[Records from a collection]
----------------------------------------
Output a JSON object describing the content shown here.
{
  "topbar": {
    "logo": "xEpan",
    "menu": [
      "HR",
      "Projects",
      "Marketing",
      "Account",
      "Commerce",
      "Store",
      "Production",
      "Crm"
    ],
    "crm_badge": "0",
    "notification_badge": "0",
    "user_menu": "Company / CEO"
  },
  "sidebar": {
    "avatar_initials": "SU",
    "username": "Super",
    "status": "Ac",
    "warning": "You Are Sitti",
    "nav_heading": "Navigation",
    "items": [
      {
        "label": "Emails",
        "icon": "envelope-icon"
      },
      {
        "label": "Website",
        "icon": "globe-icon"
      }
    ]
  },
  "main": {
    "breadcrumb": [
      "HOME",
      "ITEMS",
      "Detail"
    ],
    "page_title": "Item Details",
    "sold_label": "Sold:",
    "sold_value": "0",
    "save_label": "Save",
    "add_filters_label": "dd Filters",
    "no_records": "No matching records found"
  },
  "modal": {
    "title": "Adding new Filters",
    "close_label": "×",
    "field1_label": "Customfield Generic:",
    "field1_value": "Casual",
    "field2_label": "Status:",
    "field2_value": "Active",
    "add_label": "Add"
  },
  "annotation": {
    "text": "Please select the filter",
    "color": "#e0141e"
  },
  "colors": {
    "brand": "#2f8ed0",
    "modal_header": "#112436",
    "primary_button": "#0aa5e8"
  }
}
----------------------------------------
What to do: Take the entries above and transcribe them exactly.

Reply:
Output a JSON object describing the content shown here.
{
  "topbar": {
    "logo": "xEpan",
    "menu": [
      "HR",
      "Projects",
      "Marketing",
      "Account",
      "Commerce",
      "Store",
      "Production",
      "Crm"
    ],
    "crm_badge": "0",
    "notification_badge": "0",
    "user_menu": "Company / CEO"
  },
  "sidebar": {
    "avatar_initials": "SU",
    "username": "Super",
    "status": "Ac",
    "warning": "You Are Sitti",
    "nav_heading": "Navigation",
    "items": [
      {
        "label": "Emails",
        "icon": "envelope-icon"
      },
      {
        "label": "Website",
        "icon": "globe-icon"
      }
    ]
  },
  "main": {
    "breadcrumb": [
      "HOME",
      "ITEMS",
      "Detail"
    ],
    "page_title": "Item Details",
    "sold_label": "Sold:",
    "sold_value": "0",
    "save_label": "Save",
    "add_filters_label": "dd Filters",
    "no_records": "No matching records found"
  },
  "modal": {
    "title": "Adding new Filters",
    "close_label": "×",
    "field1_label": "Customfield Generic:",
    "field1_value": "Casual",
    "field2_label": "Status:",
    "field2_value": "Active",
    "add_label": "Add"
  },
  "annotation": {
    "text": "Please select the filter",
    "color": "#e0141e"
  },
  "colors": {
    "brand": "#2f8ed0",
    "modal_header": "#112436",
    "primary_button": "#0aa5e8"
  }
}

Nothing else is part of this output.